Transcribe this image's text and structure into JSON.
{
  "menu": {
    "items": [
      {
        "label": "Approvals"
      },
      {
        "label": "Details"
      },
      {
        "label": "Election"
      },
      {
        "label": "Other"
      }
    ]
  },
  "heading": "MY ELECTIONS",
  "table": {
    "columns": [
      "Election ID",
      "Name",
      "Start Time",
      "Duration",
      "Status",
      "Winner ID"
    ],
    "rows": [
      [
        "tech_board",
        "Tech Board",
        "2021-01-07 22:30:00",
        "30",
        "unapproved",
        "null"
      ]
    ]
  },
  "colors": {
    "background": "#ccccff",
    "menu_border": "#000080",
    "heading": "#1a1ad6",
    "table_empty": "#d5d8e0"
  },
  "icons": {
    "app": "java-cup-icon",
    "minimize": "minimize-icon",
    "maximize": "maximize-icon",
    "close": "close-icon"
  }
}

Exercise task = Copy all the records above exactly, missing none.

Solved exercise =
Transcribe this image's text and structure into JSON.
{
  "menu": {
    "items": [
      {
        "label": "Approvals"
      },
      {
        "label": "Details"
      },
      {
        "label": "Election"
      },
      {
        "label": "Other"
      }
    ]
  },
  "heading": "MY ELECTIONS",
  "table": {
    "columns": [
      "Election ID",
      "Name",
      "Start Time",
      "Duration",
      "Status",
      "Winner ID"
    ],
    "rows": [
      [
        "tech_board",
        "Tech Board",
        "2021-01-07 22:30:00",
        "30",
        "unapproved",
        "null"
      ]
    ]
  },
  "colors": {
    "background": "#ccccff",
    "menu_border": "#000080",
    "heading": "#1a1ad6",
    "table_empty": "#d5d8e0"
  },
  "icons": {
    "app": "java-cup-icon",
    "minimize": "minimize-icon",
    "maximize": "maximize-icon",
    "close": "close-icon"
  }
}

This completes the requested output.